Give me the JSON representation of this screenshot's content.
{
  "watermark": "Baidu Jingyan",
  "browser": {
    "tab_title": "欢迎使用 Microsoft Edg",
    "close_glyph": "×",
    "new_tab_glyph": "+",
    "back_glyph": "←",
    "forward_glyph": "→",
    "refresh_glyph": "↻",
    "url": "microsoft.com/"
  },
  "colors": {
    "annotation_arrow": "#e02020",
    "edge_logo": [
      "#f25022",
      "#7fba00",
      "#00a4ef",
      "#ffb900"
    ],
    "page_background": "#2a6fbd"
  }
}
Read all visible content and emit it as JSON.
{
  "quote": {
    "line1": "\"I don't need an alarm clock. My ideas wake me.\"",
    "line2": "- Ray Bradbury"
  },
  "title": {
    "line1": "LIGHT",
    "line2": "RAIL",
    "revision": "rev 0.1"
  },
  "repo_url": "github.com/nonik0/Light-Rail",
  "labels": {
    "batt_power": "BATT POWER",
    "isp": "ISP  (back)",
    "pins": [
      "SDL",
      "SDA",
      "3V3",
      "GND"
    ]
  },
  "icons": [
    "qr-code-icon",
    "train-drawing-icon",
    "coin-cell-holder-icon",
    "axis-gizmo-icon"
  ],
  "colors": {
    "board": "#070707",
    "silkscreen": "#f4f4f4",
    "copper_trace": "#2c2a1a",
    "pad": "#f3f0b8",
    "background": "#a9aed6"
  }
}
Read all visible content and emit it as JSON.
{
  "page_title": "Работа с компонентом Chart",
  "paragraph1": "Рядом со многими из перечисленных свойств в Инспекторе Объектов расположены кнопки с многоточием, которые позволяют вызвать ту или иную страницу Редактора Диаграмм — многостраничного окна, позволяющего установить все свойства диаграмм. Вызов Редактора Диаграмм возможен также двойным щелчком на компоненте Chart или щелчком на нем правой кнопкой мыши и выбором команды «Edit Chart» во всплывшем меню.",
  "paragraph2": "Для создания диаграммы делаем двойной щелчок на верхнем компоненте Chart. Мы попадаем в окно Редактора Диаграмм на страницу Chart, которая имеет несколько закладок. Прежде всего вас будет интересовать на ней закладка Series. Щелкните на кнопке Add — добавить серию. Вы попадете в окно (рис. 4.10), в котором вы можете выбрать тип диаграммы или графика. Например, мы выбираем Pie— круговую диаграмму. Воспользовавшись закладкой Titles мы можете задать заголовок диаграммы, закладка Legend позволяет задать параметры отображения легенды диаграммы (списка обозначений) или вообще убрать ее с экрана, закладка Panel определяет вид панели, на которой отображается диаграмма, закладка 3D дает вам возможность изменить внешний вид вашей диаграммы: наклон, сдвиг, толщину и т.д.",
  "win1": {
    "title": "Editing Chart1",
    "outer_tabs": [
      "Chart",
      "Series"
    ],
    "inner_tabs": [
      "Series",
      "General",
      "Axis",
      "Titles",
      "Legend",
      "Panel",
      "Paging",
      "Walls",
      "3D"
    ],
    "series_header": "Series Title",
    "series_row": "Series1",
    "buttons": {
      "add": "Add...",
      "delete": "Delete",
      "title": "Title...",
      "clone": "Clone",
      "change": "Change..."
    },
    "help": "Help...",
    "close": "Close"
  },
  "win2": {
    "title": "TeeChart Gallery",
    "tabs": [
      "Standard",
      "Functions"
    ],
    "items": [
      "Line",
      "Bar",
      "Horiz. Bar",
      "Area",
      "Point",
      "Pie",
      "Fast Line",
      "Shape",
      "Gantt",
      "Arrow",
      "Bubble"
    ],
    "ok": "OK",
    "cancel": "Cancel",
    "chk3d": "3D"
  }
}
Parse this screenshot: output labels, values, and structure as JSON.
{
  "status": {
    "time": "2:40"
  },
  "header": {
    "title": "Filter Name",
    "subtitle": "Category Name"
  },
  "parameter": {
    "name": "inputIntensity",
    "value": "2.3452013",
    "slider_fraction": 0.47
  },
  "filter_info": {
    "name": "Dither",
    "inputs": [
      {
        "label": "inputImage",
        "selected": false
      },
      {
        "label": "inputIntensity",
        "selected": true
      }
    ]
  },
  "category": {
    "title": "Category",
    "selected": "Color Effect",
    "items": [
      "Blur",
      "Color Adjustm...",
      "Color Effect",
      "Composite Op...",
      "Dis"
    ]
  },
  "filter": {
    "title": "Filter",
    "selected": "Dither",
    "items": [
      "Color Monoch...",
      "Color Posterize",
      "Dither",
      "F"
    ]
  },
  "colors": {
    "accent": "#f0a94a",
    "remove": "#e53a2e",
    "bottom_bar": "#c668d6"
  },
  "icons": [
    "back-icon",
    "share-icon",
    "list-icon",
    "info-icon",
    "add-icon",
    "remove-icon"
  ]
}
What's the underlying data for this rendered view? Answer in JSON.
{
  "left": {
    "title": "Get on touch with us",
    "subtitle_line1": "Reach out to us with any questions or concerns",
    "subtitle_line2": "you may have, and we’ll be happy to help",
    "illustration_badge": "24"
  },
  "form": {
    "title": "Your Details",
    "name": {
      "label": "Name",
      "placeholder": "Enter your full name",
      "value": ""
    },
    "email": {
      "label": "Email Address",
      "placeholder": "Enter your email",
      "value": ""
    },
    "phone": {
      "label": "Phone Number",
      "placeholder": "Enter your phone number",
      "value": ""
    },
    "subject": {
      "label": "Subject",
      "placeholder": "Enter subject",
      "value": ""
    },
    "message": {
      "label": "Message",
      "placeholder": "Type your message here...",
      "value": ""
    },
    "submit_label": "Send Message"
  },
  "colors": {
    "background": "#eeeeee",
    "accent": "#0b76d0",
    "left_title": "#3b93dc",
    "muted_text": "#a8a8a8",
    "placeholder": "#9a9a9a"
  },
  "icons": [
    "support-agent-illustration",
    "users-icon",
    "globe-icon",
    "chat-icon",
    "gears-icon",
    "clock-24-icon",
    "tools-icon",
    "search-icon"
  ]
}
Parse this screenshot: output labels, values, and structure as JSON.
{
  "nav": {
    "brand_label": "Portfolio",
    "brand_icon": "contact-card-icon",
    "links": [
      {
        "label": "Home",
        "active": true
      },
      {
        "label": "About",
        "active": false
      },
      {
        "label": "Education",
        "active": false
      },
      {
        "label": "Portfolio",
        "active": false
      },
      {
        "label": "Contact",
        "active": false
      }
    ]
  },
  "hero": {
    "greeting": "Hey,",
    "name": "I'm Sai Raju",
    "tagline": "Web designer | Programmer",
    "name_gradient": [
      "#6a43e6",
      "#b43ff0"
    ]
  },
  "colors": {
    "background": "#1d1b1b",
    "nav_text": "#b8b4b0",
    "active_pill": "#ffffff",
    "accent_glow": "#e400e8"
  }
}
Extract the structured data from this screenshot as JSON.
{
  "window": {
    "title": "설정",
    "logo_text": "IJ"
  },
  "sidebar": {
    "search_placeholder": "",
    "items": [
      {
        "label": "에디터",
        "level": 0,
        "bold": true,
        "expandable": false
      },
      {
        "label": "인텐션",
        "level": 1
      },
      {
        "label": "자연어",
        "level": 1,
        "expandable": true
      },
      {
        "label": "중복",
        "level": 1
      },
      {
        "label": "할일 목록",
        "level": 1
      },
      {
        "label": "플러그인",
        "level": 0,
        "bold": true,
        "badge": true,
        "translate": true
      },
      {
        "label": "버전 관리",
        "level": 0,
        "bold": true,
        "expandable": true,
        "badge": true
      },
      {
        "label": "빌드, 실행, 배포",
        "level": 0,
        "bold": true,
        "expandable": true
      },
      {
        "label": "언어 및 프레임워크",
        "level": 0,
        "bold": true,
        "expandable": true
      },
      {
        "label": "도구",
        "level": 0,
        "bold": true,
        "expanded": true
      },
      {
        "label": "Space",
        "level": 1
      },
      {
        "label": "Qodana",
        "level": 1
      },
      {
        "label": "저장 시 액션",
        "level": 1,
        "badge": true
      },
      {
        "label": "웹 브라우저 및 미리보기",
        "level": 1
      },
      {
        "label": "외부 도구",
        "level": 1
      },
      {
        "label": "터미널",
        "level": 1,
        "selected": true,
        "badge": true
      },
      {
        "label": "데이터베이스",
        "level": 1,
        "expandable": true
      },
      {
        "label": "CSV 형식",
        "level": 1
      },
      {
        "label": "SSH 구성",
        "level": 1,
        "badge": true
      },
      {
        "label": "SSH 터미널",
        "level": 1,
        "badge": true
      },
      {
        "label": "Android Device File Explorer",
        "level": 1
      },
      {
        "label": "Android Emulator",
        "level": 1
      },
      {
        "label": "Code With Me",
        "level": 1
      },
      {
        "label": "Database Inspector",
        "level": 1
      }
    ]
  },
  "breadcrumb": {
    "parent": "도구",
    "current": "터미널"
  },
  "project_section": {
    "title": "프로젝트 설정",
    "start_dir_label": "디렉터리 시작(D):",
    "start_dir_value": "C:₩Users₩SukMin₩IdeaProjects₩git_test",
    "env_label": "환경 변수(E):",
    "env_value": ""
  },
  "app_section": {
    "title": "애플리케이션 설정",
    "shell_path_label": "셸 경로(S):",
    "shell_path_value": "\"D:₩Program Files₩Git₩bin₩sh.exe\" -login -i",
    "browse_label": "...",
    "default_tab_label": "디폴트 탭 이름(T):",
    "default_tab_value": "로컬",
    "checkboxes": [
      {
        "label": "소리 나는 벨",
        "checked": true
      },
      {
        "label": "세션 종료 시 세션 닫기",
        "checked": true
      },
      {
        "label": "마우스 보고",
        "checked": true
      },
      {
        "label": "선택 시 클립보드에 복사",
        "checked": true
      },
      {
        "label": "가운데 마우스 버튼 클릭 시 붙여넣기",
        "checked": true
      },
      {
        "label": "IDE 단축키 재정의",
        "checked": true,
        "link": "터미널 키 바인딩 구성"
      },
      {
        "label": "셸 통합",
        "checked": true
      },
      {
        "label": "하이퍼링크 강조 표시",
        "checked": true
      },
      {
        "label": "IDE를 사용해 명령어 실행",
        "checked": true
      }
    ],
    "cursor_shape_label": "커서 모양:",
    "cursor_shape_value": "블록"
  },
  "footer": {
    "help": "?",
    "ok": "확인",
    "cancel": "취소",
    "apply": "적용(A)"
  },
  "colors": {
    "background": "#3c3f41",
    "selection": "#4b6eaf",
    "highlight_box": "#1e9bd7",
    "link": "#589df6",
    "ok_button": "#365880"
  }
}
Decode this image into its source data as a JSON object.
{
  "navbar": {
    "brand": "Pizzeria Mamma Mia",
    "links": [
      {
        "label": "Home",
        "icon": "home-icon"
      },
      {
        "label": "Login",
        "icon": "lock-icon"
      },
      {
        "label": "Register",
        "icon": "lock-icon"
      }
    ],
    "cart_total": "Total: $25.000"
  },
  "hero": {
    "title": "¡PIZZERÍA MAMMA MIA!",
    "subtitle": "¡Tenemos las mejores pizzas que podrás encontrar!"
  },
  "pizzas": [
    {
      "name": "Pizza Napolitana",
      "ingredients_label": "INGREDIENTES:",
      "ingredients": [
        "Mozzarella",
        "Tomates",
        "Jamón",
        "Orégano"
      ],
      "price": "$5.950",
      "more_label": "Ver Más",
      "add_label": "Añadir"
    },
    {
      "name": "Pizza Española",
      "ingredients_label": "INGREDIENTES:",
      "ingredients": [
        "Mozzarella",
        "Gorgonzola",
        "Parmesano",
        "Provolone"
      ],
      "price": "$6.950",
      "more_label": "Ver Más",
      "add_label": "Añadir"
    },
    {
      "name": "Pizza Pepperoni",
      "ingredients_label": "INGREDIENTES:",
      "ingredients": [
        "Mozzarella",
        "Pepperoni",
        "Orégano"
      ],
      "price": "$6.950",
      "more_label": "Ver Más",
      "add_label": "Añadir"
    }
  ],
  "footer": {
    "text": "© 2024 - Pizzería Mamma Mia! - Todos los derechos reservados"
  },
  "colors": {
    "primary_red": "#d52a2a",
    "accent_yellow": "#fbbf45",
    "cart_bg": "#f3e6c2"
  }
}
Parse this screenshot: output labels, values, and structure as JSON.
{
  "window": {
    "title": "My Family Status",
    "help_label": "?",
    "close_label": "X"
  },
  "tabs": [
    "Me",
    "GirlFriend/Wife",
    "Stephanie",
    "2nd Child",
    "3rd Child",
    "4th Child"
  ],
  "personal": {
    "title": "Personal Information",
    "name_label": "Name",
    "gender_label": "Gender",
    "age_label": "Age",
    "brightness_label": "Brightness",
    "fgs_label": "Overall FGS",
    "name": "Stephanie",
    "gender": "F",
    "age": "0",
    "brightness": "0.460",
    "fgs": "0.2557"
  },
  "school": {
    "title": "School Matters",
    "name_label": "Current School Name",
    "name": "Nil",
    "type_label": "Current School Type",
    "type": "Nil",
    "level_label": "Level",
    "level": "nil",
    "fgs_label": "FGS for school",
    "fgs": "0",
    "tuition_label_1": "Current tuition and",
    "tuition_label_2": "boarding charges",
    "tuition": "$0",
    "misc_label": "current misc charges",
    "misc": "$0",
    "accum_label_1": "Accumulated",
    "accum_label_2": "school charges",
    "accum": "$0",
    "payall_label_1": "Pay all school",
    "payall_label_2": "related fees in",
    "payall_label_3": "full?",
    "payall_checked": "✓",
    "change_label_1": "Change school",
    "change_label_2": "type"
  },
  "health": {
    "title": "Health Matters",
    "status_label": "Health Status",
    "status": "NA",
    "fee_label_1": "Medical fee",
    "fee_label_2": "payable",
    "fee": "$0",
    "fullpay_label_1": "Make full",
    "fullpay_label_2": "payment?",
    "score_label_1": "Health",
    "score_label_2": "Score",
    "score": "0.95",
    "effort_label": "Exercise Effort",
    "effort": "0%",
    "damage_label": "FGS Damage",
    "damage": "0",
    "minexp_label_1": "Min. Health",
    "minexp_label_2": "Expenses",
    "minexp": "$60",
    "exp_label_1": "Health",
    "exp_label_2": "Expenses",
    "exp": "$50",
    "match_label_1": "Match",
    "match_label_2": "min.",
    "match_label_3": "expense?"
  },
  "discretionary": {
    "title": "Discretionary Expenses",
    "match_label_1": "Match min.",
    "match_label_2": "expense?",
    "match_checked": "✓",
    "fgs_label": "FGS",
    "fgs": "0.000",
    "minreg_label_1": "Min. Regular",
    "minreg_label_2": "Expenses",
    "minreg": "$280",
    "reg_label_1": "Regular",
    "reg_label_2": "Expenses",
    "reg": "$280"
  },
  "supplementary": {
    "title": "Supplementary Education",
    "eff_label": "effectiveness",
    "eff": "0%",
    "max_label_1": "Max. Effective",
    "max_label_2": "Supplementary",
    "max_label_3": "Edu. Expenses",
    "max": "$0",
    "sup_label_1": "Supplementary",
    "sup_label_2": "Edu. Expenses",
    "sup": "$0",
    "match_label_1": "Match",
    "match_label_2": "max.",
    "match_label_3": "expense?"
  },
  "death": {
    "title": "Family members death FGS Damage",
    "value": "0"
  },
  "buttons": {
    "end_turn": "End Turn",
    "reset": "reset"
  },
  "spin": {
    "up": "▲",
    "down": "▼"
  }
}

### What the task asks
Gather up the lines containing the word "pizzas" from these records and copy them.

### Finished task
    "subtitle": "¡Tenemos las mejores pizzas que podrás encontrar!"
  "pizzas": [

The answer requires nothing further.